* _Written problem_: Write out every line of the records below, reproducing each one character for character.

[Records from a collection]
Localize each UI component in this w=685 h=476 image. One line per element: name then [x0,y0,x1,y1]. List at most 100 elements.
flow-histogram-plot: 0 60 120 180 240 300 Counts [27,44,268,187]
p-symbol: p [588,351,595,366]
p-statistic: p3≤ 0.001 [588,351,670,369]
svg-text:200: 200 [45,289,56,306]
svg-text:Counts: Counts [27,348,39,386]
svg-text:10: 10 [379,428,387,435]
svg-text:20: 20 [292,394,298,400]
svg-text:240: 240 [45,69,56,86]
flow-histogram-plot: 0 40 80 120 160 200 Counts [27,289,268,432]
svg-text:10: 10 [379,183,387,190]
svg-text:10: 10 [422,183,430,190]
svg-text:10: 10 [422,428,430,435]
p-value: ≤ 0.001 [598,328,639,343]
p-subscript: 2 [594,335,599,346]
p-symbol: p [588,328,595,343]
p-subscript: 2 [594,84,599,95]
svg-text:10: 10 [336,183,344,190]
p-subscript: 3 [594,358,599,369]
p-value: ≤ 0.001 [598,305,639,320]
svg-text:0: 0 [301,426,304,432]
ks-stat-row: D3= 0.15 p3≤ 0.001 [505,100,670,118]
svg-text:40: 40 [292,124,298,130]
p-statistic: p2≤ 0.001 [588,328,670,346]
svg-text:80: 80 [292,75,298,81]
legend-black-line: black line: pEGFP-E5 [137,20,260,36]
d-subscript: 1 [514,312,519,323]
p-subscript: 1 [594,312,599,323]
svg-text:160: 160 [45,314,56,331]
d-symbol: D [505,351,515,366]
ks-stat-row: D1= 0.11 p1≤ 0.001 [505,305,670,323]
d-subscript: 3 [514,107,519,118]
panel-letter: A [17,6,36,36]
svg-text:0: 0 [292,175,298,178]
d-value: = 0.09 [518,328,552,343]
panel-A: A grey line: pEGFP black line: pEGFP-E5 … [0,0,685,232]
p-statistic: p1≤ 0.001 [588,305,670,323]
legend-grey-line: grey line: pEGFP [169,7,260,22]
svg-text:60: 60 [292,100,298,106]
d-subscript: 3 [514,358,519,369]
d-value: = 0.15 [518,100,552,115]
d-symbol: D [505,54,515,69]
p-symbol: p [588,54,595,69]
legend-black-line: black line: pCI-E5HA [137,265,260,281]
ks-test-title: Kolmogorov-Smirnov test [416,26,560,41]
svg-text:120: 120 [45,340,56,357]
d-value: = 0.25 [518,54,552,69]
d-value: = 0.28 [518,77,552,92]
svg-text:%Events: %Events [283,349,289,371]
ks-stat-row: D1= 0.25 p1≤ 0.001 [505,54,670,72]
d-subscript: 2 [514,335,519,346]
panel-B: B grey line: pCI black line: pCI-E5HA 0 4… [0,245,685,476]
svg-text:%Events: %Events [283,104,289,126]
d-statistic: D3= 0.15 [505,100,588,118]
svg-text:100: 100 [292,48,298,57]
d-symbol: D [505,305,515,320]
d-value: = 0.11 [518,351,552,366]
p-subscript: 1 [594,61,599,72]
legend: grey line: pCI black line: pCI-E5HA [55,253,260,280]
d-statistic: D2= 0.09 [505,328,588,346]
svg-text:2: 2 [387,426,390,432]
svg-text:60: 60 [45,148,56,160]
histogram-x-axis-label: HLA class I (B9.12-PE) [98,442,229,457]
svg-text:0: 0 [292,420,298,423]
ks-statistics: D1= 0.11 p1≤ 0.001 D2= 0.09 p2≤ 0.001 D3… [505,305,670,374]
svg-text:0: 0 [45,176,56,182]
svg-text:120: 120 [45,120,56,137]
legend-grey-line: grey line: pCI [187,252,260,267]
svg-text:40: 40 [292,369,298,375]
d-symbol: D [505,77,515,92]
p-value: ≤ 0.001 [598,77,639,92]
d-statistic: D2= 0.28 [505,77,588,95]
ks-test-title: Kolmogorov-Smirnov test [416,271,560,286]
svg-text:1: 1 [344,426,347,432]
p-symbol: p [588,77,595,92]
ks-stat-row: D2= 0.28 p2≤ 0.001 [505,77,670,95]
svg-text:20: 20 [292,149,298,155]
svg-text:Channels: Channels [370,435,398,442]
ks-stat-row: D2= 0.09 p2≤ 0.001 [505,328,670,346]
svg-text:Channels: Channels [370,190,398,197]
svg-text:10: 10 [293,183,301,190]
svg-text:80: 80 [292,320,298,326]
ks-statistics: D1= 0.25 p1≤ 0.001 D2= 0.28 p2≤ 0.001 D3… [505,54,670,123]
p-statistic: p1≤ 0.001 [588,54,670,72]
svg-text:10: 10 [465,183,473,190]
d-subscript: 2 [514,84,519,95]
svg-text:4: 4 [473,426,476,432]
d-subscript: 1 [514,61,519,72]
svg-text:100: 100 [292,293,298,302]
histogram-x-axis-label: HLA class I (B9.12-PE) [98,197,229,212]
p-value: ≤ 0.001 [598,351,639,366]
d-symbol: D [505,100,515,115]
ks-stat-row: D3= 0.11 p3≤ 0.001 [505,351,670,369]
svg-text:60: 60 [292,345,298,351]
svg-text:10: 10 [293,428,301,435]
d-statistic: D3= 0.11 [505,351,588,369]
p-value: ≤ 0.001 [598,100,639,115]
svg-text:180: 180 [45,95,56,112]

* _Task output_:
Localize each UI component in this w=685 h=476 image. One line per element: name then [x0,y0,x1,y1]. List at most 100 elements.
flow-histogram-plot: 0 60 120 180 240 300 Counts [27,44,268,187]
p-symbol: p [588,351,595,366]
p-statistic: p3≤ 0.001 [588,351,670,369]
svg-text:200: 200 [45,289,56,306]
svg-text:Counts: Counts [27,348,39,386]
svg-text:10: 10 [379,428,387,435]
svg-text:20: 20 [292,394,298,400]
svg-text:240: 240 [45,69,56,86]
flow-histogram-plot: 0 40 80 120 160 200 Counts [27,289,268,432]
svg-text:10: 10 [379,183,387,190]
svg-text:10: 10 [422,183,430,190]
svg-text:10: 10 [422,428,430,435]
p-value: ≤ 0.001 [598,328,639,343]
p-subscript: 2 [594,335,599,346]
p-symbol: p [588,328,595,343]
p-subscript: 2 [594,84,599,95]
svg-text:10: 10 [336,183,344,190]
p-subscript: 3 [594,358,599,369]
p-value: ≤ 0.001 [598,305,639,320]
svg-text:0: 0 [301,426,304,432]
ks-stat-row: D3= 0.15 p3≤ 0.001 [505,100,670,118]
svg-text:40: 40 [292,124,298,130]
p-statistic: p2≤ 0.001 [588,328,670,346]
svg-text:80: 80 [292,75,298,81]
legend-black-line: black line: pEGFP-E5 [137,20,260,36]
d-subscript: 1 [514,312,519,323]
p-subscript: 1 [594,312,599,323]
svg-text:160: 160 [45,314,56,331]
d-symbol: D [505,351,515,366]
ks-stat-row: D1= 0.11 p1≤ 0.001 [505,305,670,323]
d-subscript: 3 [514,107,519,118]
panel-letter: A [17,6,36,36]
svg-text:0: 0 [292,175,298,178]
d-value: = 0.09 [518,328,552,343]
panel-A: A grey line: pEGFP black line: pEGFP-E5 … [0,0,685,232]
p-statistic: p1≤ 0.001 [588,305,670,323]
legend-grey-line: grey line: pEGFP [169,7,260,22]
svg-text:60: 60 [292,100,298,106]
d-subscript: 3 [514,358,519,369]
d-value: = 0.15 [518,100,552,115]
d-symbol: D [505,54,515,69]
p-symbol: p [588,54,595,69]
legend-black-line: black line: pCI-E5HA [137,265,260,281]
ks-test-title: Kolmogorov-Smirnov test [416,26,560,41]
svg-text:120: 120 [45,340,56,357]
d-value: = 0.25 [518,54,552,69]
d-value: = 0.28 [518,77,552,92]
svg-text:%Events: %Events [283,349,289,371]
ks-stat-row: D1= 0.25 p1≤ 0.001 [505,54,670,72]
d-subscript: 2 [514,335,519,346]
panel-B: B grey line: pCI black line: pCI-E5HA 0 4… [0,245,685,476]
svg-text:%Events: %Events [283,104,289,126]
d-statistic: D3= 0.15 [505,100,588,118]
svg-text:100: 100 [292,48,298,57]
d-symbol: D [505,305,515,320]
d-value: = 0.11 [518,351,552,366]
p-subscript: 1 [594,61,599,72]
legend: grey line: pCI black line: pCI-E5HA [55,253,260,280]
d-statistic: D2= 0.09 [505,328,588,346]
svg-text:2: 2 [387,426,390,432]
svg-text:60: 60 [45,148,56,160]
histogram-x-axis-label: HLA class I (B9.12-PE) [98,442,229,457]
svg-text:0: 0 [292,420,298,423]
ks-statistics: D1= 0.11 p1≤ 0.001 D2= 0.09 p2≤ 0.001 D3… [505,305,670,374]
svg-text:0: 0 [45,176,56,182]
svg-text:120: 120 [45,120,56,137]
legend-grey-line: grey line: pCI [187,252,260,267]
svg-text:40: 40 [292,369,298,375]
d-symbol: D [505,77,515,92]
p-value: ≤ 0.001 [598,77,639,92]
d-statistic: D2= 0.28 [505,77,588,95]
ks-test-title: Kolmogorov-Smirnov test [416,271,560,286]
svg-text:1: 1 [344,426,347,432]
p-symbol: p [588,77,595,92]
ks-stat-row: D2= 0.28 p2≤ 0.001 [505,77,670,95]
svg-text:20: 20 [292,149,298,155]
svg-text:Channels: Channels [370,435,398,442]
ks-stat-row: D2= 0.09 p2≤ 0.001 [505,328,670,346]
svg-text:Channels: Channels [370,190,398,197]
svg-text:10: 10 [293,183,301,190]
svg-text:80: 80 [292,320,298,326]
ks-statistics: D1= 0.25 p1≤ 0.001 D2= 0.28 p2≤ 0.001 D3… [505,54,670,123]
p-statistic: p1≤ 0.001 [588,54,670,72]
svg-text:10: 10 [465,183,473,190]
d-subscript: 2 [514,84,519,95]
svg-text:4: 4 [473,426,476,432]
d-subscript: 1 [514,61,519,72]
svg-text:100: 100 [292,293,298,302]
histogram-x-axis-label: HLA class I (B9.12-PE) [98,197,229,212]
p-value: ≤ 0.001 [598,351,639,366]
d-symbol: D [505,100,515,115]
ks-stat-row: D3= 0.11 p3≤ 0.001 [505,351,670,369]
svg-text:60: 60 [292,345,298,351]
svg-text:10: 10 [293,428,301,435]
d-statistic: D3= 0.11 [505,351,588,369]
p-value: ≤ 0.001 [598,100,639,115]
svg-text:180: 180 [45,95,56,112]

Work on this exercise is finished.